# Task details
The answer should consist of every line in the material below that has the word "axis".

# Dataset
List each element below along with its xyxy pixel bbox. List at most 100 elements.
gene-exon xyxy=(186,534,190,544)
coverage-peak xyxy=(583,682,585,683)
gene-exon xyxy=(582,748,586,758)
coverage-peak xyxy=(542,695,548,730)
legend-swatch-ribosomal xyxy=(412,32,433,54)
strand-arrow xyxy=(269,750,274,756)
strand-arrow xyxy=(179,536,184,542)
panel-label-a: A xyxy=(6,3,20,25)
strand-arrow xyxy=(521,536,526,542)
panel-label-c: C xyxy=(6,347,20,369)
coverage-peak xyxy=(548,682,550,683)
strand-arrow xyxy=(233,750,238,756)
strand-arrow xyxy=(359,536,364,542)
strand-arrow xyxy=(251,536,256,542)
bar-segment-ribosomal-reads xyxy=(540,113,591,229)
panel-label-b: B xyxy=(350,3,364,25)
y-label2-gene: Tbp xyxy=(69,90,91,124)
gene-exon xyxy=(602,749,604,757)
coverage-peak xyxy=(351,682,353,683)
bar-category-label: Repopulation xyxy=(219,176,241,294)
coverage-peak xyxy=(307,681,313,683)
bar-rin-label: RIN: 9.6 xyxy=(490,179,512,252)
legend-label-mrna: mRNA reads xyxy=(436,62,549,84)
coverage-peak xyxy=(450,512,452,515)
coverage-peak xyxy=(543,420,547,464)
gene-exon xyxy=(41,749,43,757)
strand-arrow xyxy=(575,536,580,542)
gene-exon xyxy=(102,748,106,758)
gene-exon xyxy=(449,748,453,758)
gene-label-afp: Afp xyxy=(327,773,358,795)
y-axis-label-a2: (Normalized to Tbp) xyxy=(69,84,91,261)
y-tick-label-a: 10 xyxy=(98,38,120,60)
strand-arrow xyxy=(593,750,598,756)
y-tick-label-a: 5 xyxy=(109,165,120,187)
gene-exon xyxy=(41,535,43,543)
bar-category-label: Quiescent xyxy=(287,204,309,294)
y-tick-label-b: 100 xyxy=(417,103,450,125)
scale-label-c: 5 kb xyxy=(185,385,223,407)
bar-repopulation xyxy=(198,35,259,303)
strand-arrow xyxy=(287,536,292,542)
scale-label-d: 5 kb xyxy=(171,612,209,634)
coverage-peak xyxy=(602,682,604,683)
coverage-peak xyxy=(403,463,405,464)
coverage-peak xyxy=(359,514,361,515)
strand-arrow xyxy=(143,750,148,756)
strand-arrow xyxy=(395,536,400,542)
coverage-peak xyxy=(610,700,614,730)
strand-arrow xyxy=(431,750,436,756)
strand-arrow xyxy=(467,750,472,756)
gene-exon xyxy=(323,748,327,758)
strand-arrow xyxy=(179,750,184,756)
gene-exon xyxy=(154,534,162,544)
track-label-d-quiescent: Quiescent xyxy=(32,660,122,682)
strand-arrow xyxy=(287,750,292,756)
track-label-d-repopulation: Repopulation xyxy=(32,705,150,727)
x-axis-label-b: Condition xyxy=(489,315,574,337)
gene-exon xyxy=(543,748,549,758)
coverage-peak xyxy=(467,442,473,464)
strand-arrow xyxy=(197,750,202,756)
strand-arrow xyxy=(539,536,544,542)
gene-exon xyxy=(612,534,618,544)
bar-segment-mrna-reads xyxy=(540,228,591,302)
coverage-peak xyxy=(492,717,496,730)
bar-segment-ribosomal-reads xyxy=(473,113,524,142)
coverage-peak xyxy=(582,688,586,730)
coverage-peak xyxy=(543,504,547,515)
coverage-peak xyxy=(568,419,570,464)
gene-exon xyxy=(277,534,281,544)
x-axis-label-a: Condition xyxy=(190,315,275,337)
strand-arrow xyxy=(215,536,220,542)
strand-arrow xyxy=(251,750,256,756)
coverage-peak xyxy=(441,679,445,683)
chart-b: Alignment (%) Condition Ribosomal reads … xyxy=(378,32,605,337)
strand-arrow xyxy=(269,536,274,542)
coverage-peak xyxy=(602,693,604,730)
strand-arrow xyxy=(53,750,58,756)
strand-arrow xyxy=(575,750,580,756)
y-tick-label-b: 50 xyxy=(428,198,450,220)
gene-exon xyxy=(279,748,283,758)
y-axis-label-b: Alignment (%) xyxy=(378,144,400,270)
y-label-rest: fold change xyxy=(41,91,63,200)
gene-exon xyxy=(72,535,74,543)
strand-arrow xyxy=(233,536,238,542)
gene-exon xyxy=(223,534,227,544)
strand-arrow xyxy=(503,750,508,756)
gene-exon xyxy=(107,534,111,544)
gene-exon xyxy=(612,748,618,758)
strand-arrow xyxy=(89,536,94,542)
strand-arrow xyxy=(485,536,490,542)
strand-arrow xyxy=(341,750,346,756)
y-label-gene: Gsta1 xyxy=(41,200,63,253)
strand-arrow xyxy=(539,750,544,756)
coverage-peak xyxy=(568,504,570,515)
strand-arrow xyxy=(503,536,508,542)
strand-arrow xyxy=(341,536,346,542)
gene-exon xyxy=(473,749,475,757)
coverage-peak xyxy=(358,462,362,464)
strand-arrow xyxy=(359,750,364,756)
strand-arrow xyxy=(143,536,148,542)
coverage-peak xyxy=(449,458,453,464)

# Exercise answer
y-axis-label-a2: (Normalized to Tbp) xyxy=(69,84,91,261)
x-axis-label-b: Condition xyxy=(489,315,574,337)
x-axis-label-a: Condition xyxy=(190,315,275,337)
y-axis-label-b: Alignment (%) xyxy=(378,144,400,270)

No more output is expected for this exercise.